(Rows from a figure dataset)
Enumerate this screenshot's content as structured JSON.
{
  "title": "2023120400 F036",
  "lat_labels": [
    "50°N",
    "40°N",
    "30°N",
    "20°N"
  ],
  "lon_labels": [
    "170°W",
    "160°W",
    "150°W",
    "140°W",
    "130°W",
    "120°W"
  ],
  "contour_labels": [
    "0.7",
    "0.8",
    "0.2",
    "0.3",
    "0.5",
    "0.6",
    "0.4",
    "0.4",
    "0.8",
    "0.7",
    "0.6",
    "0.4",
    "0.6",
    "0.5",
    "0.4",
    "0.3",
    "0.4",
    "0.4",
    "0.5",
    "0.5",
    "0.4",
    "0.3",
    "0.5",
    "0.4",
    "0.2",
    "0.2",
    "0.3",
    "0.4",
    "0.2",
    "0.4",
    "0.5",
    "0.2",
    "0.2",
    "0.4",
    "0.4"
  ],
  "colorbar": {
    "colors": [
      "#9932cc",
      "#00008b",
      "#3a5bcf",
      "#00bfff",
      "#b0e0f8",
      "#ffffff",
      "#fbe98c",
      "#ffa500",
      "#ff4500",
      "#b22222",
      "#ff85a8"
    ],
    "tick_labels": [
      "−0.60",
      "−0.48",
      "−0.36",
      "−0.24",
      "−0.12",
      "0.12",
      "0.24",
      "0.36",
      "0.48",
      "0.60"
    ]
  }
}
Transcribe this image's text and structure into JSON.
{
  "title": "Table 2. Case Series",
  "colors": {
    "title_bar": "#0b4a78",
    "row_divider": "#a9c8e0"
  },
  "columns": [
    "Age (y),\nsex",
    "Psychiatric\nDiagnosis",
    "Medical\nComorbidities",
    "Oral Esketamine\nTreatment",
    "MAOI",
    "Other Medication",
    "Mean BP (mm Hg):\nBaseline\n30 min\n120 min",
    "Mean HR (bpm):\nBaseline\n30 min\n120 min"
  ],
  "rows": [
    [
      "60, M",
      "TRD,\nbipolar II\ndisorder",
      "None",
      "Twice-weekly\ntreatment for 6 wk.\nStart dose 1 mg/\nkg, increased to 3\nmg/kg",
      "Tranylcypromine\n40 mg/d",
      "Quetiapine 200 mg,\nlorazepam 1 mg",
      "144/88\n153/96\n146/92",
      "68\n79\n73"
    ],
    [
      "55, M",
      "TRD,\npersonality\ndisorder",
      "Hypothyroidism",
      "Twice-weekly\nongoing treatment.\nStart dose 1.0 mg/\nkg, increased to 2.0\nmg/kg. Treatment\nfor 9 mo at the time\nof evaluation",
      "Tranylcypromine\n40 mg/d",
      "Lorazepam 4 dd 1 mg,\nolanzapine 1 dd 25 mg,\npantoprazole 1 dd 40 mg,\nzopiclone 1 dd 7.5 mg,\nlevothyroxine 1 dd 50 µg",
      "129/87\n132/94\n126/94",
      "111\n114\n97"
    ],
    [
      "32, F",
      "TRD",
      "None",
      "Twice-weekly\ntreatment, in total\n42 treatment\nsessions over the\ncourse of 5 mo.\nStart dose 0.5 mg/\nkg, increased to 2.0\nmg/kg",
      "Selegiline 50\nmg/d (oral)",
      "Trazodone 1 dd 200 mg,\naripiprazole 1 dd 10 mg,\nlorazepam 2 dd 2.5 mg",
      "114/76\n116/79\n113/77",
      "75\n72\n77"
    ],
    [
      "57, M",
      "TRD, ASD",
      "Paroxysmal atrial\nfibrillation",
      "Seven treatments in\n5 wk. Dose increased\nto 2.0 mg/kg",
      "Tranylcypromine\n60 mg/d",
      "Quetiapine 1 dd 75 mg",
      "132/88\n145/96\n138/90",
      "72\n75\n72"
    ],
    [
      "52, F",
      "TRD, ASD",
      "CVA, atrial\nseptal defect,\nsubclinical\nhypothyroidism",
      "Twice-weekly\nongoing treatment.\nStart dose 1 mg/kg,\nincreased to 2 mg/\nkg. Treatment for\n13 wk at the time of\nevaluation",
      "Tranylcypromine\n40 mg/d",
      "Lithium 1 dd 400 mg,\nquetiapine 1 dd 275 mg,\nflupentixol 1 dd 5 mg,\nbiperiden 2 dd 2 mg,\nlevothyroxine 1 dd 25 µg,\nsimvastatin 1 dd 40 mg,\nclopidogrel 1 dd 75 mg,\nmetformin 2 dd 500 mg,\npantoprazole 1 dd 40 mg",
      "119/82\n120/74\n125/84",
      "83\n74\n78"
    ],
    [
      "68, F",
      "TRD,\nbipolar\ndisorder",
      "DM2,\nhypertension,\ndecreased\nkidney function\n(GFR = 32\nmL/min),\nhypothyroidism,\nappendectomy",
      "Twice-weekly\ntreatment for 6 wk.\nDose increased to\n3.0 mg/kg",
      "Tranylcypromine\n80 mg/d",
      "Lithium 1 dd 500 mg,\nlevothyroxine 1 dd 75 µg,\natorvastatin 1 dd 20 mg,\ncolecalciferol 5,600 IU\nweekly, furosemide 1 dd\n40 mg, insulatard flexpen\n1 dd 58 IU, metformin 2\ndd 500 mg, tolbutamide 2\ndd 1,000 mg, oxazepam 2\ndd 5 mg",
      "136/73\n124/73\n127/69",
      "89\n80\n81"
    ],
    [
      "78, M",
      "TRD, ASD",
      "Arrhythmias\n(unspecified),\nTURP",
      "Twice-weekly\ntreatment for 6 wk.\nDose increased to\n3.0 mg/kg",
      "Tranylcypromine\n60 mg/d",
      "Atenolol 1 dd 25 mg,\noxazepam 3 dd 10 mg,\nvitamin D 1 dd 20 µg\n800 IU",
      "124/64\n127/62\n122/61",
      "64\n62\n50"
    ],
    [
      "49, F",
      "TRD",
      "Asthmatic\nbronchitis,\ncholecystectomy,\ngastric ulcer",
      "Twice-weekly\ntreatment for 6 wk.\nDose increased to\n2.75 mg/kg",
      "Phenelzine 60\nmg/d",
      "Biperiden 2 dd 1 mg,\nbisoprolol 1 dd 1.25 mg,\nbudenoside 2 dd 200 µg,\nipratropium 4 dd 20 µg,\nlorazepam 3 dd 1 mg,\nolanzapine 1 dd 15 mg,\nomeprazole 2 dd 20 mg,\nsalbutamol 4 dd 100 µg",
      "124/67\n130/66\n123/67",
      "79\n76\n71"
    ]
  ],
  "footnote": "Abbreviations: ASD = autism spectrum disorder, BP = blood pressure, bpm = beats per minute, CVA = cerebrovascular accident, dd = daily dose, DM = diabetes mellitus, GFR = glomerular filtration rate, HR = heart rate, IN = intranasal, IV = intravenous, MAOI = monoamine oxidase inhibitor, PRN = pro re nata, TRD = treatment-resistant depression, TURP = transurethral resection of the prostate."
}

→ **What is expected**
Gather each line of the listing containing the word "Twice" and show it.

→ **Final result**
      "Twice-weekly\ntreatment for 6 wk.\nStart dose 1 mg/\nkg, increased to 3\nmg/kg",
      "Twice-weekly\nongoing treatment.\nStart dose 1.0 mg/\nkg, increased to 2.0\nmg/kg. Treatment\nfor 9 mo at the time\nof evaluation",
      "Twice-weekly\ntreatment, in total\n42 treatment\nsessions over the\ncourse of 5 mo.\nStart dose 0.5 mg/\nkg, increased to 2.0\nmg/kg",
      "Twice-weekly\nongoing treatment.\nStart dose 1 mg/kg,\nincreased to 2 mg/\nkg. Treatment for\n13 wk at the time of\nevaluation",
      "Twice-weekly\ntreatment for 6 wk.\nDose increased to\n3.0 mg/kg",
      "Twice-weekly\ntreatment for 6 wk.\nDose increased to\n3.0 mg/kg",
      "Twice-weekly\ntreatment for 6 wk.\nDose increased to\n2.75 mg/kg",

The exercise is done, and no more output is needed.